### Supplied data
--- begin ---

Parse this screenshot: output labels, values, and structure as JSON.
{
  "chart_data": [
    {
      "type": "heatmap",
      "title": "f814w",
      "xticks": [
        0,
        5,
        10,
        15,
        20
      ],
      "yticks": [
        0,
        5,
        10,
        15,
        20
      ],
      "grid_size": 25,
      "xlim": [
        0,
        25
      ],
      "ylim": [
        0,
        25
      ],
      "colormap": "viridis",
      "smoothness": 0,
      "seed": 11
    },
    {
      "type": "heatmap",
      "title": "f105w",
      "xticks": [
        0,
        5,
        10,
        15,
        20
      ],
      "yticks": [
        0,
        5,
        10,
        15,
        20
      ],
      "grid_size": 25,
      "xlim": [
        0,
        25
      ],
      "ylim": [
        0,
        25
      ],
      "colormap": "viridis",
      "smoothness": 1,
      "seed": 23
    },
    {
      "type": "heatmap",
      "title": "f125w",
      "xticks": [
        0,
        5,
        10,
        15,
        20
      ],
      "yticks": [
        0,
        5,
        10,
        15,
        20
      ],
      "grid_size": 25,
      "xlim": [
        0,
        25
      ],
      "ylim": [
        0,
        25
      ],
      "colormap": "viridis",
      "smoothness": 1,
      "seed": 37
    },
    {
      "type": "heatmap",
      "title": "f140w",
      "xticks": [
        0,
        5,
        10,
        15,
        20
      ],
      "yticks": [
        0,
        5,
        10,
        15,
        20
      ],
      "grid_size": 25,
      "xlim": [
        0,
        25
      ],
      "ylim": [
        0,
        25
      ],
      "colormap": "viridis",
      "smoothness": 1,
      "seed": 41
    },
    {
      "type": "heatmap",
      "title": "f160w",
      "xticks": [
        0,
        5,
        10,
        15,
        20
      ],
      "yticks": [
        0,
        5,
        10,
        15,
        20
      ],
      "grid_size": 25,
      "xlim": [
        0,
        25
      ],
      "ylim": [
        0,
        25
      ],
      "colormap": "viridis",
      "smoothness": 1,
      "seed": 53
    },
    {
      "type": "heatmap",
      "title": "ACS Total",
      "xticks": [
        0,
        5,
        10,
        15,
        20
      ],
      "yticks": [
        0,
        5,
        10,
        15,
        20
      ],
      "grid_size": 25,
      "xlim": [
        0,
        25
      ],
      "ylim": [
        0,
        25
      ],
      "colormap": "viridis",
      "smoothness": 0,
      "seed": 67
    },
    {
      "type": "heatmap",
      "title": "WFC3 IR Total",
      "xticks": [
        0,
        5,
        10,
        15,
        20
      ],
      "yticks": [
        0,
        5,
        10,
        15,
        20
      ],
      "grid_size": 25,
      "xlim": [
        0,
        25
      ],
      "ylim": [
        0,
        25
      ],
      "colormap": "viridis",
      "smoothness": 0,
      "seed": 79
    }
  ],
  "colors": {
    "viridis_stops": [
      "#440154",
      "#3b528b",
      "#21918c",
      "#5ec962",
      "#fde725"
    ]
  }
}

--- end ---

### Aim of the task
Write the whole listing out again. Keep every line exactly as it is.

### Solved exercise
Parse this screenshot: output labels, values, and structure as JSON.
{
  "chart_data": [
    {
      "type": "heatmap",
      "title": "f814w",
      "xticks": [
        0,
        5,
        10,
        15,
        20
      ],
      "yticks": [
        0,
        5,
        10,
        15,
        20
      ],
      "grid_size": 25,
      "xlim": [
        0,
        25
      ],
      "ylim": [
        0,
        25
      ],
      "colormap": "viridis",
      "smoothness": 0,
      "seed": 11
    },
    {
      "type": "heatmap",
      "title": "f105w",
      "xticks": [
        0,
        5,
        10,
        15,
        20
      ],
      "yticks": [
        0,
        5,
        10,
        15,
        20
      ],
      "grid_size": 25,
      "xlim": [
        0,
        25
      ],
      "ylim": [
        0,
        25
      ],
      "colormap": "viridis",
      "smoothness": 1,
      "seed": 23
    },
    {
      "type": "heatmap",
      "title": "f125w",
      "xticks": [
        0,
        5,
        10,
        15,
        20
      ],
      "yticks": [
        0,
        5,
        10,
        15,
        20
      ],
      "grid_size": 25,
      "xlim": [
        0,
        25
      ],
      "ylim": [
        0,
        25
      ],
      "colormap": "viridis",
      "smoothness": 1,
      "seed": 37
    },
    {
      "type": "heatmap",
      "title": "f140w",
      "xticks": [
        0,
        5,
        10,
        15,
        20
      ],
      "yticks": [
        0,
        5,
        10,
        15,
        20
      ],
      "grid_size": 25,
      "xlim": [
        0,
        25
      ],
      "ylim": [
        0,
        25
      ],
      "colormap": "viridis",
      "smoothness": 1,
      "seed": 41
    },
    {
      "type": "heatmap",
      "title": "f160w",
      "xticks": [
        0,
        5,
        10,
        15,
        20
      ],
      "yticks": [
        0,
        5,
        10,
        15,
        20
      ],
      "grid_size": 25,
      "xlim": [
        0,
        25
      ],
      "ylim": [
        0,
        25
      ],
      "colormap": "viridis",
      "smoothness": 1,
      "seed": 53
    },
    {
      "type": "heatmap",
      "title": "ACS Total",
      "xticks": [
        0,
        5,
        10,
        15,
        20
      ],
      "yticks": [
        0,
        5,
        10,
        15,
        20
      ],
      "grid_size": 25,
      "xlim": [
        0,
        25
      ],
      "ylim": [
        0,
        25
      ],
      "colormap": "viridis",
      "smoothness": 0,
      "seed": 67
    },
    {
      "type": "heatmap",
      "title": "WFC3 IR Total",
      "xticks": [
        0,
        5,
        10,
        15,
        20
      ],
      "yticks": [
        0,
        5,
        10,
        15,
        20
      ],
      "grid_size": 25,
      "xlim": [
        0,
        25
      ],
      "ylim": [
        0,
        25
      ],
      "colormap": "viridis",
      "smoothness": 0,
      "seed": 79
    }
  ],
  "colors": {
    "viridis_stops": [
      "#440154",
      "#3b528b",
      "#21918c",
      "#5ec962",
      "#fde725"
    ]
  }
}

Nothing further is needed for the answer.